Extracted material =

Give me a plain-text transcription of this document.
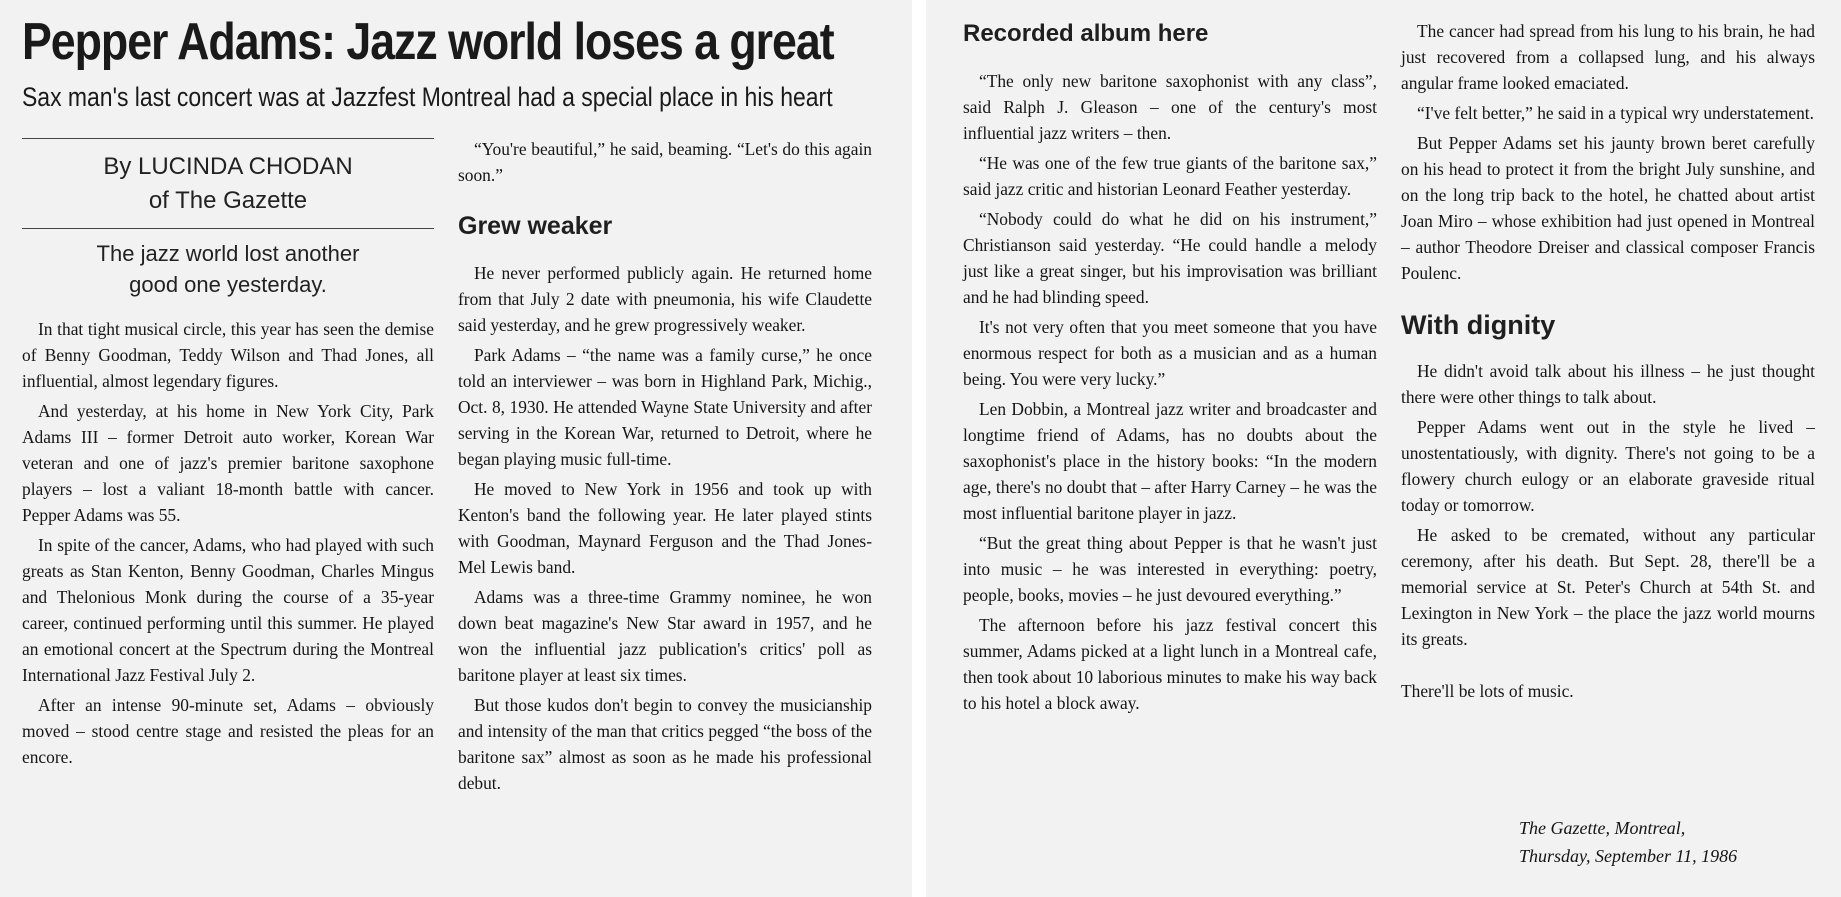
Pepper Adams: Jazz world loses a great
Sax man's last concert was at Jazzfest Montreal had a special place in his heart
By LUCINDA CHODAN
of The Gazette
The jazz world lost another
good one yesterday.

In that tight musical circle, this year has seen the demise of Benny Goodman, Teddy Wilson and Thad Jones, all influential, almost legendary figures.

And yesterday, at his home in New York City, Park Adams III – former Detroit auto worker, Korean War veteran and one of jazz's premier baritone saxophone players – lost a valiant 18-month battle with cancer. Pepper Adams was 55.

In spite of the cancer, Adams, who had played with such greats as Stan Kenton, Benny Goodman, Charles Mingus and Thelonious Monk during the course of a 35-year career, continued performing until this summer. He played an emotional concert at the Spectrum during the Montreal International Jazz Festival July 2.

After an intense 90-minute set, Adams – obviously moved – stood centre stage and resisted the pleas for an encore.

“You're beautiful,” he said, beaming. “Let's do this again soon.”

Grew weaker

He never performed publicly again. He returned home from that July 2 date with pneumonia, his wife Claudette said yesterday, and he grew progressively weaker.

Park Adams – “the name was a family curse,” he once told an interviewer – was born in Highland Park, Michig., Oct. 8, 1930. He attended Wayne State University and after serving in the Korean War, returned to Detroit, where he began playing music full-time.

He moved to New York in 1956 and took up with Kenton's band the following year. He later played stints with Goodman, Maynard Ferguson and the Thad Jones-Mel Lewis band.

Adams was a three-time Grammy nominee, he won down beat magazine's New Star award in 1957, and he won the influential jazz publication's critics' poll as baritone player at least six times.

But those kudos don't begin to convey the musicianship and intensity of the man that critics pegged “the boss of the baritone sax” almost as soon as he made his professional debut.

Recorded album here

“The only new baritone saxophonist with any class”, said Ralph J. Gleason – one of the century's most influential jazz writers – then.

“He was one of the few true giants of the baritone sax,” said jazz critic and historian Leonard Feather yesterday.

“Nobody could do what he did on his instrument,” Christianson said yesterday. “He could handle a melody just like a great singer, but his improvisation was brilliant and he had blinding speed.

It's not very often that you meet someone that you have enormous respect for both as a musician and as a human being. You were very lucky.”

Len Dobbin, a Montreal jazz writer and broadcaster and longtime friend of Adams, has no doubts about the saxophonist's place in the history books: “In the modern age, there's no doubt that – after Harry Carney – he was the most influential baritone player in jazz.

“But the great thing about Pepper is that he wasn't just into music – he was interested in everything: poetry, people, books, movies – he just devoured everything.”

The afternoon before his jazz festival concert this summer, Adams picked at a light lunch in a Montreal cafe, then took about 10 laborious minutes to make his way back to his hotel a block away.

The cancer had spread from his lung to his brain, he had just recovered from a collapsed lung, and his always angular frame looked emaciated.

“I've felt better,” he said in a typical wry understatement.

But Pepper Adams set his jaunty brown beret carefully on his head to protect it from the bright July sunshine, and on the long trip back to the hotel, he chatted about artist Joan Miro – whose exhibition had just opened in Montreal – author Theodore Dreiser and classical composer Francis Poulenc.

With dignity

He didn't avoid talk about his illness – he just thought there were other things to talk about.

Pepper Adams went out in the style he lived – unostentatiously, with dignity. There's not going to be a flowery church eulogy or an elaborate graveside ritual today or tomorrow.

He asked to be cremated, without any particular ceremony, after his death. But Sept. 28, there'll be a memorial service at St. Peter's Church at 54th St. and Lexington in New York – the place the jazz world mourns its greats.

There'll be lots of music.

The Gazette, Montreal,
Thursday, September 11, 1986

--

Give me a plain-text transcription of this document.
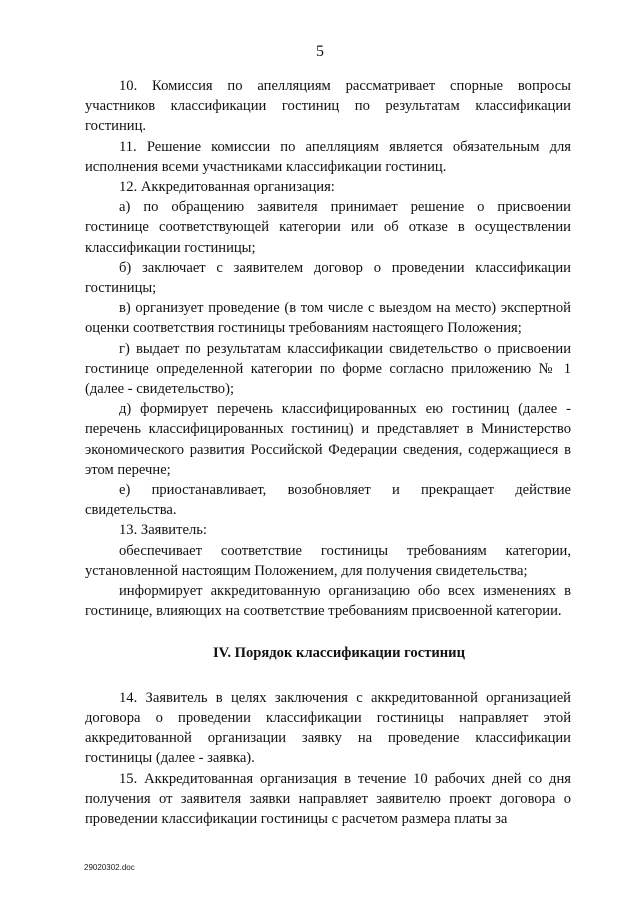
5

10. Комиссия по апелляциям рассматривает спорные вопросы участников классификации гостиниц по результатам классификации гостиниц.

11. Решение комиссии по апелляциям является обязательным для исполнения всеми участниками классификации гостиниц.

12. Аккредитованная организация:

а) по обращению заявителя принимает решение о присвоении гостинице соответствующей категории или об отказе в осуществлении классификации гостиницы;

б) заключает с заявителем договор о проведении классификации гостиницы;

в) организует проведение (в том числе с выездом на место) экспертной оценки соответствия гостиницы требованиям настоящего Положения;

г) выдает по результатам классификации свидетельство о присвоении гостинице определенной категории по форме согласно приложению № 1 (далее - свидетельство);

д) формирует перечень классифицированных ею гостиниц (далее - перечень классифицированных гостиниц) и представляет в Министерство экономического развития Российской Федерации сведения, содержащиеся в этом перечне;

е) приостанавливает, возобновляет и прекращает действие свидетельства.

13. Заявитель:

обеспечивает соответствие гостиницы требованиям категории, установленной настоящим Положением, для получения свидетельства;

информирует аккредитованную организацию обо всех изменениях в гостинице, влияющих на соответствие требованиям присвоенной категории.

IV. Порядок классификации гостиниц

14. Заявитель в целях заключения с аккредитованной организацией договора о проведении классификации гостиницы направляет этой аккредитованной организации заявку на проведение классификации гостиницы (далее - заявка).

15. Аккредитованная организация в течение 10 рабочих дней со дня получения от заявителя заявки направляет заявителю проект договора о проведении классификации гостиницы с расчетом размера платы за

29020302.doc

* * *

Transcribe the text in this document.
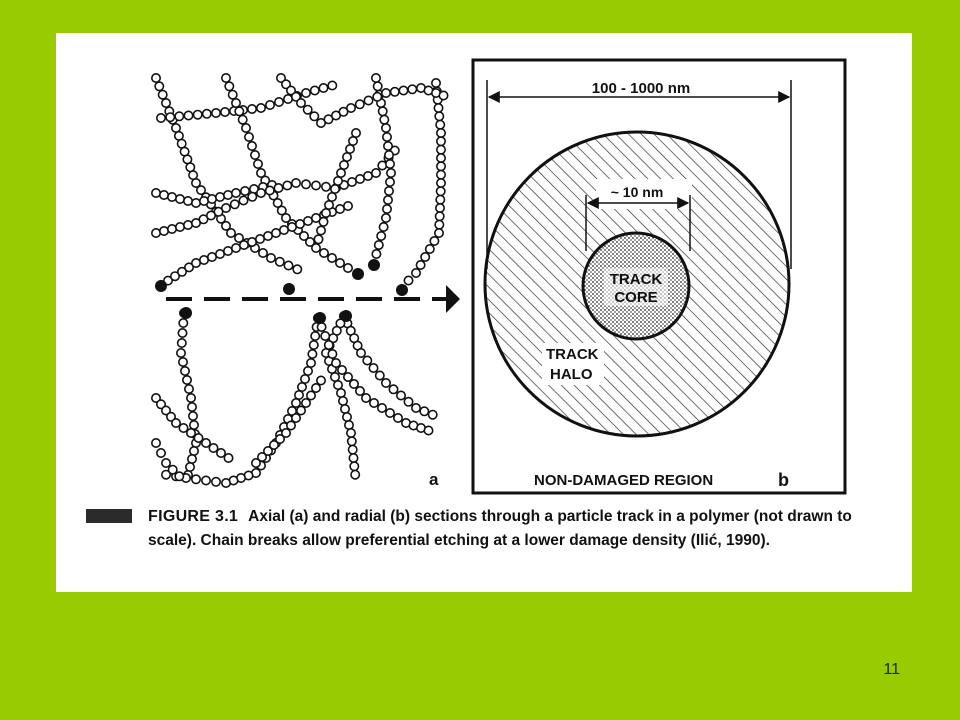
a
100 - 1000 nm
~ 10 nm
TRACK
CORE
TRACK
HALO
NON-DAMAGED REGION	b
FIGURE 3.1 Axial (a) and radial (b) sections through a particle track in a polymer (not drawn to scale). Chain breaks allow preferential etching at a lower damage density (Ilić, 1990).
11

Task instructions = Find the lines holding "played" and list every one.

Result of the task =
In spite of the cancer, Adams, who had played with such greats as Stan Kenton, Benny Goodman, Charles Mingus and Thelonious Monk during the course of a 35-year career, continued performing until this summer. He played an emotional concert at the Spectrum during the Montreal International Jazz Festival July 2.
He moved to New York in 1956 and took up with Kenton's band the following year. He later played stints with Goodman, Maynard Ferguson and the Thad Jones-Mel Lewis band.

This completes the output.